Exercise requirements: Extract all records. Keep each one exact.

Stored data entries
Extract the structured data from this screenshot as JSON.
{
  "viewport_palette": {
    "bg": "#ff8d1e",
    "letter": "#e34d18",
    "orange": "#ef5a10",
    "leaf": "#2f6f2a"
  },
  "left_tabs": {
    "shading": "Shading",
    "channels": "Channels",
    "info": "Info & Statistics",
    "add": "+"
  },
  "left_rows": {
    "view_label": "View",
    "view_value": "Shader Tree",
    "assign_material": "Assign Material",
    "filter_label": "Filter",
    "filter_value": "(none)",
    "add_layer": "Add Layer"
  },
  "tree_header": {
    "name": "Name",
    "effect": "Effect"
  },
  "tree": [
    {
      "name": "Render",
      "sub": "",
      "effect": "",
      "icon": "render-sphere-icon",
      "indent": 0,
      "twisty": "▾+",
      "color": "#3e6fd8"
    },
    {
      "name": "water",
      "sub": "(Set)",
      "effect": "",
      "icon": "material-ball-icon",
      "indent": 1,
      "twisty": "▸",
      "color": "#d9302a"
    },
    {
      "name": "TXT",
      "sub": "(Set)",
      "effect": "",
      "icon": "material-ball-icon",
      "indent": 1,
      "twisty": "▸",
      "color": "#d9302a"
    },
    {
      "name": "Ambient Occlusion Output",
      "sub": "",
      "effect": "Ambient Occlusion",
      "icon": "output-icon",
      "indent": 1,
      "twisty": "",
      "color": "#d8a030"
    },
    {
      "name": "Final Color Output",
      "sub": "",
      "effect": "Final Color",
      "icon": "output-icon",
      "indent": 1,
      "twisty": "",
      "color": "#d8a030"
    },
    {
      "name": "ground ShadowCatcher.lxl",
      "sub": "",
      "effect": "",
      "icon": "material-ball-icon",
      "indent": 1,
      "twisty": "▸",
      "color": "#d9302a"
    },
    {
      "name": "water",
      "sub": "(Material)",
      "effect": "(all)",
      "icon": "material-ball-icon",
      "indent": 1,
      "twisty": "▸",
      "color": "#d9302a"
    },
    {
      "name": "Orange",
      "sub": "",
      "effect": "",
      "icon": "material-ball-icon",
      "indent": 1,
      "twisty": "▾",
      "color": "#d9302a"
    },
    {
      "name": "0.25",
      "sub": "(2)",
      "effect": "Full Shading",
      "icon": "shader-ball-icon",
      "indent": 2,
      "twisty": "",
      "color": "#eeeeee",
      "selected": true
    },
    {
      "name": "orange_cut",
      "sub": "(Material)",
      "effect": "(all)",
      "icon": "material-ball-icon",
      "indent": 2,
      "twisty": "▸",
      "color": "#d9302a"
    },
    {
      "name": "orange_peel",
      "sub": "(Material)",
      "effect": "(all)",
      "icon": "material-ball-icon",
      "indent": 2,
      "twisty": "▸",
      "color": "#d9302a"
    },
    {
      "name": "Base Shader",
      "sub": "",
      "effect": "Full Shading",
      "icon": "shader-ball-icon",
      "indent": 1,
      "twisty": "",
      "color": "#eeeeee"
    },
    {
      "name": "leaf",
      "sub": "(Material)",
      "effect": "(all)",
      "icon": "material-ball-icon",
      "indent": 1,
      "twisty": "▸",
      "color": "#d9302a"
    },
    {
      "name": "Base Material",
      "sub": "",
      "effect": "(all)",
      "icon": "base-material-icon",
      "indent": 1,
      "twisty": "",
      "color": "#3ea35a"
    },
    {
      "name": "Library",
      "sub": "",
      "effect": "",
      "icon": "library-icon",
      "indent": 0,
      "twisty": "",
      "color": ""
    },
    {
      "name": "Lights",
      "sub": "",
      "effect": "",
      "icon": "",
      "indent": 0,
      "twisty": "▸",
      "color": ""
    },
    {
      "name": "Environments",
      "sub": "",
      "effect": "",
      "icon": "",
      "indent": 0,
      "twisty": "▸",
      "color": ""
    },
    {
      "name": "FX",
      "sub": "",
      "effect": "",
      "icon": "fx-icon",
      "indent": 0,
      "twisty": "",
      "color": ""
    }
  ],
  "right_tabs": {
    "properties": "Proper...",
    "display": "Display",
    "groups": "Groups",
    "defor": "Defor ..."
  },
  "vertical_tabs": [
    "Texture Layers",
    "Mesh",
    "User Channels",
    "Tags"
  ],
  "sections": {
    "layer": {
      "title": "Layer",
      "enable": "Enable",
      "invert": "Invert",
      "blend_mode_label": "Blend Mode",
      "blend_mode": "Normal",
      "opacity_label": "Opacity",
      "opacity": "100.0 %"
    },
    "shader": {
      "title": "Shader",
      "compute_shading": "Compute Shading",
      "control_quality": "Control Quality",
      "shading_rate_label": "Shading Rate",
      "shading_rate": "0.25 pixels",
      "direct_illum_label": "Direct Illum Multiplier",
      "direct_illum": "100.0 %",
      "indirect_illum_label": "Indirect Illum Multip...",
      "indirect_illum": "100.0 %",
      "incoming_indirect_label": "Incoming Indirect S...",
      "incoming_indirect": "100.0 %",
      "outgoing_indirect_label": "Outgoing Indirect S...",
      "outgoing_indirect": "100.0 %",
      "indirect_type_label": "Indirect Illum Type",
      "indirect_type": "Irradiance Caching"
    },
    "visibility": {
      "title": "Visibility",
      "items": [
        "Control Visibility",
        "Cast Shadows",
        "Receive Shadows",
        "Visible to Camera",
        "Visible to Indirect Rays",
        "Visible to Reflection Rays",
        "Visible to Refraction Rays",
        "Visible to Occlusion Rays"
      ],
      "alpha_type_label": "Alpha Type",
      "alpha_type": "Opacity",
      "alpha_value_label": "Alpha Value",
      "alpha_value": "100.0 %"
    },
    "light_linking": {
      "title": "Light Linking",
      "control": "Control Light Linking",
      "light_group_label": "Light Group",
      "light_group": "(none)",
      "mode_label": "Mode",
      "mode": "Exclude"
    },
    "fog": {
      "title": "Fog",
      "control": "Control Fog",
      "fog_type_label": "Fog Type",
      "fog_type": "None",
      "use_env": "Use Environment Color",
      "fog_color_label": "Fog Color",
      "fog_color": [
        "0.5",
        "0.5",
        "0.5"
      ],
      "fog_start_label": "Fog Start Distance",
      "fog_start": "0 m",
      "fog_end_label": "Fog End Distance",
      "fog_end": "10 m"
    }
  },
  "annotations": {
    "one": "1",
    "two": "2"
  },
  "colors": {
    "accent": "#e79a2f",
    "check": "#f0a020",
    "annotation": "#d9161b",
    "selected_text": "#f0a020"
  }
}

Result for this exercise:
Extract the structured data from this screenshot as JSON.
{
  "viewport_palette": {
    "bg": "#ff8d1e",
    "letter": "#e34d18",
    "orange": "#ef5a10",
    "leaf": "#2f6f2a"
  },
  "left_tabs": {
    "shading": "Shading",
    "channels": "Channels",
    "info": "Info & Statistics",
    "add": "+"
  },
  "left_rows": {
    "view_label": "View",
    "view_value": "Shader Tree",
    "assign_material": "Assign Material",
    "filter_label": "Filter",
    "filter_value": "(none)",
    "add_layer": "Add Layer"
  },
  "tree_header": {
    "name": "Name",
    "effect": "Effect"
  },
  "tree": [
    {
      "name": "Render",
      "sub": "",
      "effect": "",
      "icon": "render-sphere-icon",
      "indent": 0,
      "twisty": "▾+",
      "color": "#3e6fd8"
    },
    {
      "name": "water",
      "sub": "(Set)",
      "effect": "",
      "icon": "material-ball-icon",
      "indent": 1,
      "twisty": "▸",
      "color": "#d9302a"
    },
    {
      "name": "TXT",
      "sub": "(Set)",
      "effect": "",
      "icon": "material-ball-icon",
      "indent": 1,
      "twisty": "▸",
      "color": "#d9302a"
    },
    {
      "name": "Ambient Occlusion Output",
      "sub": "",
      "effect": "Ambient Occlusion",
      "icon": "output-icon",
      "indent": 1,
      "twisty": "",
      "color": "#d8a030"
    },
    {
      "name": "Final Color Output",
      "sub": "",
      "effect": "Final Color",
      "icon": "output-icon",
      "indent": 1,
      "twisty": "",
      "color": "#d8a030"
    },
    {
      "name": "ground ShadowCatcher.lxl",
      "sub": "",
      "effect": "",
      "icon": "material-ball-icon",
      "indent": 1,
      "twisty": "▸",
      "color": "#d9302a"
    },
    {
      "name": "water",
      "sub": "(Material)",
      "effect": "(all)",
      "icon": "material-ball-icon",
      "indent": 1,
      "twisty": "▸",
      "color": "#d9302a"
    },
    {
      "name": "Orange",
      "sub": "",
      "effect": "",
      "icon": "material-ball-icon",
      "indent": 1,
      "twisty": "▾",
      "color": "#d9302a"
    },
    {
      "name": "0.25",
      "sub": "(2)",
      "effect": "Full Shading",
      "icon": "shader-ball-icon",
      "indent": 2,
      "twisty": "",
      "color": "#eeeeee",
      "selected": true
    },
    {
      "name": "orange_cut",
      "sub": "(Material)",
      "effect": "(all)",
      "icon": "material-ball-icon",
      "indent": 2,
      "twisty": "▸",
      "color": "#d9302a"
    },
    {
      "name": "orange_peel",
      "sub": "(Material)",
      "effect": "(all)",
      "icon": "material-ball-icon",
      "indent": 2,
      "twisty": "▸",
      "color": "#d9302a"
    },
    {
      "name": "Base Shader",
      "sub": "",
      "effect": "Full Shading",
      "icon": "shader-ball-icon",
      "indent": 1,
      "twisty": "",
      "color": "#eeeeee"
    },
    {
      "name": "leaf",
      "sub": "(Material)",
      "effect": "(all)",
      "icon": "material-ball-icon",
      "indent": 1,
      "twisty": "▸",
      "color": "#d9302a"
    },
    {
      "name": "Base Material",
      "sub": "",
      "effect": "(all)",
      "icon": "base-material-icon",
      "indent": 1,
      "twisty": "",
      "color": "#3ea35a"
    },
    {
      "name": "Library",
      "sub": "",
      "effect": "",
      "icon": "library-icon",
      "indent": 0,
      "twisty": "",
      "color": ""
    },
    {
      "name": "Lights",
      "sub": "",
      "effect": "",
      "icon": "",
      "indent": 0,
      "twisty": "▸",
      "color": ""
    },
    {
      "name": "Environments",
      "sub": "",
      "effect": "",
      "icon": "",
      "indent": 0,
      "twisty": "▸",
      "color": ""
    },
    {
      "name": "FX",
      "sub": "",
      "effect": "",
      "icon": "fx-icon",
      "indent": 0,
      "twisty": "",
      "color": ""
    }
  ],
  "right_tabs": {
    "properties": "Proper...",
    "display": "Display",
    "groups": "Groups",
    "defor": "Defor ..."
  },
  "vertical_tabs": [
    "Texture Layers",
    "Mesh",
    "User Channels",
    "Tags"
  ],
  "sections": {
    "layer": {
      "title": "Layer",
      "enable": "Enable",
      "invert": "Invert",
      "blend_mode_label": "Blend Mode",
      "blend_mode": "Normal",
      "opacity_label": "Opacity",
      "opacity": "100.0 %"
    },
    "shader": {
      "title": "Shader",
      "compute_shading": "Compute Shading",
      "control_quality": "Control Quality",
      "shading_rate_label": "Shading Rate",
      "shading_rate": "0.25 pixels",
      "direct_illum_label": "Direct Illum Multiplier",
      "direct_illum": "100.0 %",
      "indirect_illum_label": "Indirect Illum Multip...",
      "indirect_illum": "100.0 %",
      "incoming_indirect_label": "Incoming Indirect S...",
      "incoming_indirect": "100.0 %",
      "outgoing_indirect_label": "Outgoing Indirect S...",
      "outgoing_indirect": "100.0 %",
      "indirect_type_label": "Indirect Illum Type",
      "indirect_type": "Irradiance Caching"
    },
    "visibility": {
      "title": "Visibility",
      "items": [
        "Control Visibility",
        "Cast Shadows",
        "Receive Shadows",
        "Visible to Camera",
        "Visible to Indirect Rays",
        "Visible to Reflection Rays",
        "Visible to Refraction Rays",
        "Visible to Occlusion Rays"
      ],
      "alpha_type_label": "Alpha Type",
      "alpha_type": "Opacity",
      "alpha_value_label": "Alpha Value",
      "alpha_value": "100.0 %"
    },
    "light_linking": {
      "title": "Light Linking",
      "control": "Control Light Linking",
      "light_group_label": "Light Group",
      "light_group": "(none)",
      "mode_label": "Mode",
      "mode": "Exclude"
    },
    "fog": {
      "title": "Fog",
      "control": "Control Fog",
      "fog_type_label": "Fog Type",
      "fog_type": "None",
      "use_env": "Use Environment Color",
      "fog_color_label": "Fog Color",
      "fog_color": [
        "0.5",
        "0.5",
        "0.5"
      ],
      "fog_start_label": "Fog Start Distance",
      "fog_start": "0 m",
      "fog_end_label": "Fog End Distance",
      "fog_end": "10 m"
    }
  },
  "annotations": {
    "one": "1",
    "two": "2"
  },
  "colors": {
    "accent": "#e79a2f",
    "check": "#f0a020",
    "annotation": "#d9161b",
    "selected_text": "#f0a020"
  }
}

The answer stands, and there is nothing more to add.